**What to do**
How many of the lines below include "stored"? Give the number and no other words.

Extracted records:
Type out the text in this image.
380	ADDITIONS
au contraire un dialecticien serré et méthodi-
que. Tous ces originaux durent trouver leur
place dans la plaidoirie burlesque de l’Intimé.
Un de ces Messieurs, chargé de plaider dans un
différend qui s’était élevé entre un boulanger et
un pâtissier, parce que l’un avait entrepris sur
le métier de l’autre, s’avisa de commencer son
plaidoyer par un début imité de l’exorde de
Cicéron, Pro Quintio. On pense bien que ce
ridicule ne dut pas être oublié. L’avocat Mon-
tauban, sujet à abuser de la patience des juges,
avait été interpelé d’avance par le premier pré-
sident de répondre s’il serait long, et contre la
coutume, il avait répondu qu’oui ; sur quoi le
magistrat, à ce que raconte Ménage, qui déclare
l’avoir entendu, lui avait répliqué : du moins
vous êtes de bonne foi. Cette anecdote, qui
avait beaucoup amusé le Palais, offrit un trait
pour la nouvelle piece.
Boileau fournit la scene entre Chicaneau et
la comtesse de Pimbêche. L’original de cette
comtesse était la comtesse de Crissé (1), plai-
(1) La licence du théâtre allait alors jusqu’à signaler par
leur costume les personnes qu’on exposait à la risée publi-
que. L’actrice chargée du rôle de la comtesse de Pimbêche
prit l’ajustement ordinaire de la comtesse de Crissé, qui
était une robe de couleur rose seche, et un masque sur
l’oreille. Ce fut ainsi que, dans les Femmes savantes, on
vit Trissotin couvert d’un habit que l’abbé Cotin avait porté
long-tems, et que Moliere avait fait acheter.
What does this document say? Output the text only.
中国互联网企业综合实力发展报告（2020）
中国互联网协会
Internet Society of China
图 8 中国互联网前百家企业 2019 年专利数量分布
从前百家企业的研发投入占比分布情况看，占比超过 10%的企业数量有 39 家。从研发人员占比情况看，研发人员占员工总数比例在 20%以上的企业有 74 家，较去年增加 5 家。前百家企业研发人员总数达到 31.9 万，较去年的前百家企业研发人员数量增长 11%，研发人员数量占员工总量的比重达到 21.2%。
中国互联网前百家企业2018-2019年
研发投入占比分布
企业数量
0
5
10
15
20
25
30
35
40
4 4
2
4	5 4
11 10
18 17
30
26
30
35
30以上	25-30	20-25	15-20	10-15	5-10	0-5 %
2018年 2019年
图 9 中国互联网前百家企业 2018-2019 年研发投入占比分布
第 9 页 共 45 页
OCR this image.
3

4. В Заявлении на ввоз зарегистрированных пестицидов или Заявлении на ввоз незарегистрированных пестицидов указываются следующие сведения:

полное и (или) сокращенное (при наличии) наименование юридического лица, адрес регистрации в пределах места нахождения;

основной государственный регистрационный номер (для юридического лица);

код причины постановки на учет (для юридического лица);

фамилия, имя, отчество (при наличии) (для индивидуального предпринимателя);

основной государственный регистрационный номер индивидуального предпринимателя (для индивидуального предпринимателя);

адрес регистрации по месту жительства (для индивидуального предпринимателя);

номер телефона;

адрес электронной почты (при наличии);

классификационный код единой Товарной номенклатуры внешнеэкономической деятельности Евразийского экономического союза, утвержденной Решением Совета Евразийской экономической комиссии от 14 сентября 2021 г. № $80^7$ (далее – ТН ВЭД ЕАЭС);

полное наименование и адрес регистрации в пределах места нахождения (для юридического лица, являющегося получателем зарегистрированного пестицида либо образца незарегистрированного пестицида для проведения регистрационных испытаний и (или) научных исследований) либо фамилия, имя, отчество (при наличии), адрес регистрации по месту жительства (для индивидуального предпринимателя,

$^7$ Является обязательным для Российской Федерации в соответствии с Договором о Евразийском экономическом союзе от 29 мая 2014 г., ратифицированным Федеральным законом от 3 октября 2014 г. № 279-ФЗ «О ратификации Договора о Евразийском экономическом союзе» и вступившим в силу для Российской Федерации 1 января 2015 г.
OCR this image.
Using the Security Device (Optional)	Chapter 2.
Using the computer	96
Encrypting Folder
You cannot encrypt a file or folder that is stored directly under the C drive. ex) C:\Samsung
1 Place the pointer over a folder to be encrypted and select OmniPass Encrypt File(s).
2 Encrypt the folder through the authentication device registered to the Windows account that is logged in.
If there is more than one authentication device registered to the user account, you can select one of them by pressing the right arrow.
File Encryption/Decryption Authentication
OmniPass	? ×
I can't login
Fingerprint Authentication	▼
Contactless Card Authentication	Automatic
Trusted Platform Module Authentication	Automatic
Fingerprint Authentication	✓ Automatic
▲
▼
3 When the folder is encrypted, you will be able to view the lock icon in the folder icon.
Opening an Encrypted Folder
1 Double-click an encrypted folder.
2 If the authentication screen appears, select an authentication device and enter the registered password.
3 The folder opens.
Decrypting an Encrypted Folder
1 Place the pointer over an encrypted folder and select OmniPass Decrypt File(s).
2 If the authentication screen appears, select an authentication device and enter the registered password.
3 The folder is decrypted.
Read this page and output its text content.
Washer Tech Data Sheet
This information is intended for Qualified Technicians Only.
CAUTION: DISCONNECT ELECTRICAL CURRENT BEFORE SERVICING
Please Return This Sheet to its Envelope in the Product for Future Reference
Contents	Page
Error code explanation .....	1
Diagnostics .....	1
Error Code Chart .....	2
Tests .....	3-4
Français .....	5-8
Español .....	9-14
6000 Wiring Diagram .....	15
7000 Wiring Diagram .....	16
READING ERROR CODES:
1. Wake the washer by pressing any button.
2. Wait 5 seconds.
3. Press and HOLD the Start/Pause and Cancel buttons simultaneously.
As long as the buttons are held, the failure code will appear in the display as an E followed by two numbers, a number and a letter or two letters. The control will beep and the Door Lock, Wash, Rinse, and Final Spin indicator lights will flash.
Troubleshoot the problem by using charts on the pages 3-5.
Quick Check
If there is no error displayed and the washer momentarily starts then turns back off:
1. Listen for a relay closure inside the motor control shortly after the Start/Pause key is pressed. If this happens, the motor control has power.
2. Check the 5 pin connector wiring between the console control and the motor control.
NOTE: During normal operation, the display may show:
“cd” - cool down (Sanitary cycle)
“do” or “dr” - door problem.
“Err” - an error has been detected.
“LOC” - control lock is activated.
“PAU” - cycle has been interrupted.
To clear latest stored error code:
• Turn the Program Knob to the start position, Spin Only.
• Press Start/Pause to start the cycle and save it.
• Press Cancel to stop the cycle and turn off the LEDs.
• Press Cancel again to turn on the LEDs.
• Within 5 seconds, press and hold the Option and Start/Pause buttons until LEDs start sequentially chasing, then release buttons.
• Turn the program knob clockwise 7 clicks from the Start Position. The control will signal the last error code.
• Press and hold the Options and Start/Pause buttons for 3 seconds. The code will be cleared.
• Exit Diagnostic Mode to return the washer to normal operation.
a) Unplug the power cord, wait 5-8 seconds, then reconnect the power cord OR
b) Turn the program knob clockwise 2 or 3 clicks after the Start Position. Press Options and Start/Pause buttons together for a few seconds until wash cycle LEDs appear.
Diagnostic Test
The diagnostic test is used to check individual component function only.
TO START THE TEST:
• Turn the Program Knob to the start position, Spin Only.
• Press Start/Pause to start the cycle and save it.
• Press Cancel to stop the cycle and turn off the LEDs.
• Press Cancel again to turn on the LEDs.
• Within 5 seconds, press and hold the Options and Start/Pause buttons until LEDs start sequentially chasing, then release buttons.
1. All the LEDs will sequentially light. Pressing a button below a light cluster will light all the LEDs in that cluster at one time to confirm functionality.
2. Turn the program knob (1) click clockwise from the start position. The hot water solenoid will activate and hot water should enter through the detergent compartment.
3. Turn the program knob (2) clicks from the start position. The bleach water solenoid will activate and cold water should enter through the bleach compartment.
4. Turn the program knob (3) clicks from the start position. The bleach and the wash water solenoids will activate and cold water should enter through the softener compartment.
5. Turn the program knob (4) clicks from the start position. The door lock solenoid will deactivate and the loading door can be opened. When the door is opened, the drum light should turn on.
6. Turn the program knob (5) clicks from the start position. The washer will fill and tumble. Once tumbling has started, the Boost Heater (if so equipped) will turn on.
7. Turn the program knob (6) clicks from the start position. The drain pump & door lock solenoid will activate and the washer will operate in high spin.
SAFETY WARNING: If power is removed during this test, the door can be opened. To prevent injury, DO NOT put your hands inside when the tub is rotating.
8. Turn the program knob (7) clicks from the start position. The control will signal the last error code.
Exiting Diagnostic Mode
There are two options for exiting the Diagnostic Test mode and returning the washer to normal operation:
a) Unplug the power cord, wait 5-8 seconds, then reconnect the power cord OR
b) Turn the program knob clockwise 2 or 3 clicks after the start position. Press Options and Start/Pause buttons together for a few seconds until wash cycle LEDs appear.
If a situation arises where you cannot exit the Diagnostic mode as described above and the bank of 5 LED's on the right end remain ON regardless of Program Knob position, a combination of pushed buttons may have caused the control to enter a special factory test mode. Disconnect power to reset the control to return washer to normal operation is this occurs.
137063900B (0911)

**Written response**
2